Excerpt from a dataset
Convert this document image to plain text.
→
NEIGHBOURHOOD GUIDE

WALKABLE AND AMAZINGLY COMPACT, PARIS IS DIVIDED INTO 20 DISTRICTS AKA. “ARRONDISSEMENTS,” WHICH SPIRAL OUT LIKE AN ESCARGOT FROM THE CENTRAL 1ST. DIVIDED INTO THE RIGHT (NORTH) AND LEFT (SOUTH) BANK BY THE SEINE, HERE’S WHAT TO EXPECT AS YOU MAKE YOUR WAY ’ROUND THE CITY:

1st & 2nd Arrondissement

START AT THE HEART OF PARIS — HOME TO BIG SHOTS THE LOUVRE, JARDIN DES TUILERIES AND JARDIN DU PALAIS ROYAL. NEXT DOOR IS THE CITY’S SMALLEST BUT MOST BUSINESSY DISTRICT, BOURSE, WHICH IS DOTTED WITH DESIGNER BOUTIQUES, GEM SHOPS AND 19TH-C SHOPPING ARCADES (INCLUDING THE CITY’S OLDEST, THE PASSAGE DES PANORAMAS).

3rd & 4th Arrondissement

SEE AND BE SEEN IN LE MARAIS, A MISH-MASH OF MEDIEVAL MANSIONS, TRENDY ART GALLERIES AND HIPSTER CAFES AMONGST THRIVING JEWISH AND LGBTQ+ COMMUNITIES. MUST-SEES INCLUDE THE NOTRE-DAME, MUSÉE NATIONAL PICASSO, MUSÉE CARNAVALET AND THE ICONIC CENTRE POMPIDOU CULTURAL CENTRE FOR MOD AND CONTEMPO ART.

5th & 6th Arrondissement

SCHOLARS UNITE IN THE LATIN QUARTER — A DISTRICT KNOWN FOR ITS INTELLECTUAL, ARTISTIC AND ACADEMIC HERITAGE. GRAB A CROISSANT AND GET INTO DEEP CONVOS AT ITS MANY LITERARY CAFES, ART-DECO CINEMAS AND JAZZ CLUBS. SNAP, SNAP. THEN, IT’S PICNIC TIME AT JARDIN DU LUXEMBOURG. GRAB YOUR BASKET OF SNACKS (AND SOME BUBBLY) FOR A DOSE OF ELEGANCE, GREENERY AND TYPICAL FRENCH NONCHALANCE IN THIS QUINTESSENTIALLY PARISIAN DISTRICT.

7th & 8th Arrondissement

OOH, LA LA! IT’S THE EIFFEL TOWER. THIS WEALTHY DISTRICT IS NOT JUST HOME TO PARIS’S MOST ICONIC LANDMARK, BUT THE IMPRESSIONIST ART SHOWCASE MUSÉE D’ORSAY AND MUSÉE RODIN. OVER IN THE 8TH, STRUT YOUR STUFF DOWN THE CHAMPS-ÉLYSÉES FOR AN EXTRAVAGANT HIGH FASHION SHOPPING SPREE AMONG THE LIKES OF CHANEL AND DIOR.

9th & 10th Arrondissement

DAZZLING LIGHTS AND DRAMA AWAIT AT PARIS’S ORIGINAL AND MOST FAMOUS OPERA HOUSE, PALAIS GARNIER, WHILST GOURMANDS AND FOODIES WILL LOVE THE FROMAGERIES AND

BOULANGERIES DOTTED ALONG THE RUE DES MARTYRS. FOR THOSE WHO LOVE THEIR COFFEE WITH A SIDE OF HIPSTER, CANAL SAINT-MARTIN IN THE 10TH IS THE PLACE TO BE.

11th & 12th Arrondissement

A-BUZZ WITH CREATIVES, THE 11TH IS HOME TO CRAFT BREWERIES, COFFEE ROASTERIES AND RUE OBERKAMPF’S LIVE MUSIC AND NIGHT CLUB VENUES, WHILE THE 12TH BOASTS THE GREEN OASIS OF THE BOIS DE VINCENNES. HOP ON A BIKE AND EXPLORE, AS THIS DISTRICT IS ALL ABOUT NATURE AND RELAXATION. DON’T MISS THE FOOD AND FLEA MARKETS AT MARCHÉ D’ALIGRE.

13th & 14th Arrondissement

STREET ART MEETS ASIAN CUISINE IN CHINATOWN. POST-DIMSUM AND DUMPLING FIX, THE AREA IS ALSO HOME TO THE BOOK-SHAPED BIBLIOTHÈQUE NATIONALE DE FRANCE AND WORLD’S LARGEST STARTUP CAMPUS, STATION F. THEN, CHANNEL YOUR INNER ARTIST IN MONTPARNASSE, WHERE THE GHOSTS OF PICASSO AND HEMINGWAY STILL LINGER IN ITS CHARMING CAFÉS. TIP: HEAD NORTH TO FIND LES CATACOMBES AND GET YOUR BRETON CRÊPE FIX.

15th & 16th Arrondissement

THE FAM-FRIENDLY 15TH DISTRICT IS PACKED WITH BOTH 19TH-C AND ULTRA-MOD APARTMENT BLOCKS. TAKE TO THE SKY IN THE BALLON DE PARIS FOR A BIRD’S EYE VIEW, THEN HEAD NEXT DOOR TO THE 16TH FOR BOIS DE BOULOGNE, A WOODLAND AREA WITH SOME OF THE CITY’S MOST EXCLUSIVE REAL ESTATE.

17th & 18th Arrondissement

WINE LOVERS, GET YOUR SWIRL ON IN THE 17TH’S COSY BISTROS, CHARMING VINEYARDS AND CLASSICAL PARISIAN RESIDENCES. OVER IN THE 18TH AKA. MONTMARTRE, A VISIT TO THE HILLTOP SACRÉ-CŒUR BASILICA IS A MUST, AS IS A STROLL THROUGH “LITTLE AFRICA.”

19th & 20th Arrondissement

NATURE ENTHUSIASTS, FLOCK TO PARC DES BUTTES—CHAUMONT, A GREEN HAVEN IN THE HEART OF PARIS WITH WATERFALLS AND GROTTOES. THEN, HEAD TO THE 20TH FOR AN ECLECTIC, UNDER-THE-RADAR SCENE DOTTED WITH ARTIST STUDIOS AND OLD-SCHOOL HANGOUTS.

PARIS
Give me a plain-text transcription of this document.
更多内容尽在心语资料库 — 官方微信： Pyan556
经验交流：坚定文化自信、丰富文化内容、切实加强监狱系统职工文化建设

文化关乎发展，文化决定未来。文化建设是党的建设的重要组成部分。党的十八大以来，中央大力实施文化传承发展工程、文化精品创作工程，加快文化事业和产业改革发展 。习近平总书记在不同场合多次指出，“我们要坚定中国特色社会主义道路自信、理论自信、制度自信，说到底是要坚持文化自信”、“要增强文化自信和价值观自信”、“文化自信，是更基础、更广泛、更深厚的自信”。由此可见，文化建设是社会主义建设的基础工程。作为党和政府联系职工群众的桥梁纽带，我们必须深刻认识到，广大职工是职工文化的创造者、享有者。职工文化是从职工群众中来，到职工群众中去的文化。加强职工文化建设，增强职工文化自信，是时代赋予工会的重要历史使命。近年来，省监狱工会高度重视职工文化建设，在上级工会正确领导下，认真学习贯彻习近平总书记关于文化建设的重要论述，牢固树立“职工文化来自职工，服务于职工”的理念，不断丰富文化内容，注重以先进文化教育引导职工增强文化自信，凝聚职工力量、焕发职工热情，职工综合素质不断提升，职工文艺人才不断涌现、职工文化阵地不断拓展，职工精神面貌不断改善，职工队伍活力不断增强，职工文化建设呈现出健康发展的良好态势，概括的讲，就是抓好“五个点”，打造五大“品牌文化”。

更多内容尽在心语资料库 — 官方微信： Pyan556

#### Written task:
Repeat all the records. Match each line exactly.

#### Exercise result:
Convert this document image to plain text.
→
NEIGHBOURHOOD GUIDE

WALKABLE AND AMAZINGLY COMPACT, PARIS IS DIVIDED INTO 20 DISTRICTS AKA. “ARRONDISSEMENTS,” WHICH SPIRAL OUT LIKE AN ESCARGOT FROM THE CENTRAL 1ST. DIVIDED INTO THE RIGHT (NORTH) AND LEFT (SOUTH) BANK BY THE SEINE, HERE’S WHAT TO EXPECT AS YOU MAKE YOUR WAY ’ROUND THE CITY:

1st & 2nd Arrondissement

START AT THE HEART OF PARIS — HOME TO BIG SHOTS THE LOUVRE, JARDIN DES TUILERIES AND JARDIN DU PALAIS ROYAL. NEXT DOOR IS THE CITY’S SMALLEST BUT MOST BUSINESSY DISTRICT, BOURSE, WHICH IS DOTTED WITH DESIGNER BOUTIQUES, GEM SHOPS AND 19TH-C SHOPPING ARCADES (INCLUDING THE CITY’S OLDEST, THE PASSAGE DES PANORAMAS).

3rd & 4th Arrondissement

SEE AND BE SEEN IN LE MARAIS, A MISH-MASH OF MEDIEVAL MANSIONS, TRENDY ART GALLERIES AND HIPSTER CAFES AMONGST THRIVING JEWISH AND LGBTQ+ COMMUNITIES. MUST-SEES INCLUDE THE NOTRE-DAME, MUSÉE NATIONAL PICASSO, MUSÉE CARNAVALET AND THE ICONIC CENTRE POMPIDOU CULTURAL CENTRE FOR MOD AND CONTEMPO ART.

5th & 6th Arrondissement

SCHOLARS UNITE IN THE LATIN QUARTER — A DISTRICT KNOWN FOR ITS INTELLECTUAL, ARTISTIC AND ACADEMIC HERITAGE. GRAB A CROISSANT AND GET INTO DEEP CONVOS AT ITS MANY LITERARY CAFES, ART-DECO CINEMAS AND JAZZ CLUBS. SNAP, SNAP. THEN, IT’S PICNIC TIME AT JARDIN DU LUXEMBOURG. GRAB YOUR BASKET OF SNACKS (AND SOME BUBBLY) FOR A DOSE OF ELEGANCE, GREENERY AND TYPICAL FRENCH NONCHALANCE IN THIS QUINTESSENTIALLY PARISIAN DISTRICT.

7th & 8th Arrondissement

OOH, LA LA! IT’S THE EIFFEL TOWER. THIS WEALTHY DISTRICT IS NOT JUST HOME TO PARIS’S MOST ICONIC LANDMARK, BUT THE IMPRESSIONIST ART SHOWCASE MUSÉE D’ORSAY AND MUSÉE RODIN. OVER IN THE 8TH, STRUT YOUR STUFF DOWN THE CHAMPS-ÉLYSÉES FOR AN EXTRAVAGANT HIGH FASHION SHOPPING SPREE AMONG THE LIKES OF CHANEL AND DIOR.

9th & 10th Arrondissement

DAZZLING LIGHTS AND DRAMA AWAIT AT PARIS’S ORIGINAL AND MOST FAMOUS OPERA HOUSE, PALAIS GARNIER, WHILST GOURMANDS AND FOODIES WILL LOVE THE FROMAGERIES AND

BOULANGERIES DOTTED ALONG THE RUE DES MARTYRS. FOR THOSE WHO LOVE THEIR COFFEE WITH A SIDE OF HIPSTER, CANAL SAINT-MARTIN IN THE 10TH IS THE PLACE TO BE.

11th & 12th Arrondissement

A-BUZZ WITH CREATIVES, THE 11TH IS HOME TO CRAFT BREWERIES, COFFEE ROASTERIES AND RUE OBERKAMPF’S LIVE MUSIC AND NIGHT CLUB VENUES, WHILE THE 12TH BOASTS THE GREEN OASIS OF THE BOIS DE VINCENNES. HOP ON A BIKE AND EXPLORE, AS THIS DISTRICT IS ALL ABOUT NATURE AND RELAXATION. DON’T MISS THE FOOD AND FLEA MARKETS AT MARCHÉ D’ALIGRE.

13th & 14th Arrondissement

STREET ART MEETS ASIAN CUISINE IN CHINATOWN. POST-DIMSUM AND DUMPLING FIX, THE AREA IS ALSO HOME TO THE BOOK-SHAPED BIBLIOTHÈQUE NATIONALE DE FRANCE AND WORLD’S LARGEST STARTUP CAMPUS, STATION F. THEN, CHANNEL YOUR INNER ARTIST IN MONTPARNASSE, WHERE THE GHOSTS OF PICASSO AND HEMINGWAY STILL LINGER IN ITS CHARMING CAFÉS. TIP: HEAD NORTH TO FIND LES CATACOMBES AND GET YOUR BRETON CRÊPE FIX.

15th & 16th Arrondissement

THE FAM-FRIENDLY 15TH DISTRICT IS PACKED WITH BOTH 19TH-C AND ULTRA-MOD APARTMENT BLOCKS. TAKE TO THE SKY IN THE BALLON DE PARIS FOR A BIRD’S EYE VIEW, THEN HEAD NEXT DOOR TO THE 16TH FOR BOIS DE BOULOGNE, A WOODLAND AREA WITH SOME OF THE CITY’S MOST EXCLUSIVE REAL ESTATE.

17th & 18th Arrondissement

WINE LOVERS, GET YOUR SWIRL ON IN THE 17TH’S COSY BISTROS, CHARMING VINEYARDS AND CLASSICAL PARISIAN RESIDENCES. OVER IN THE 18TH AKA. MONTMARTRE, A VISIT TO THE HILLTOP SACRÉ-CŒUR BASILICA IS A MUST, AS IS A STROLL THROUGH “LITTLE AFRICA.”

19th & 20th Arrondissement

NATURE ENTHUSIASTS, FLOCK TO PARC DES BUTTES—CHAUMONT, A GREEN HAVEN IN THE HEART OF PARIS WITH WATERFALLS AND GROTTOES. THEN, HEAD TO THE 20TH FOR AN ECLECTIC, UNDER-THE-RADAR SCENE DOTTED WITH ARTIST STUDIOS AND OLD-SCHOOL HANGOUTS.

PARIS
Give me a plain-text transcription of this document.
更多内容尽在心语资料库 — 官方微信： Pyan556
经验交流：坚定文化自信、丰富文化内容、切实加强监狱系统职工文化建设

文化关乎发展，文化决定未来。文化建设是党的建设的重要组成部分。党的十八大以来，中央大力实施文化传承发展工程、文化精品创作工程，加快文化事业和产业改革发展 。习近平总书记在不同场合多次指出，“我们要坚定中国特色社会主义道路自信、理论自信、制度自信，说到底是要坚持文化自信”、“要增强文化自信和价值观自信”、“文化自信，是更基础、更广泛、更深厚的自信”。由此可见，文化建设是社会主义建设的基础工程。作为党和政府联系职工群众的桥梁纽带，我们必须深刻认识到，广大职工是职工文化的创造者、享有者。职工文化是从职工群众中来，到职工群众中去的文化。加强职工文化建设，增强职工文化自信，是时代赋予工会的重要历史使命。近年来，省监狱工会高度重视职工文化建设，在上级工会正确领导下，认真学习贯彻习近平总书记关于文化建设的重要论述，牢固树立“职工文化来自职工，服务于职工”的理念，不断丰富文化内容，注重以先进文化教育引导职工增强文化自信，凝聚职工力量、焕发职工热情，职工综合素质不断提升，职工文艺人才不断涌现、职工文化阵地不断拓展，职工精神面貌不断改善，职工队伍活力不断增强，职工文化建设呈现出健康发展的良好态势，概括的讲，就是抓好“五个点”，打造五大“品牌文化”。

更多内容尽在心语资料库 — 官方微信： Pyan556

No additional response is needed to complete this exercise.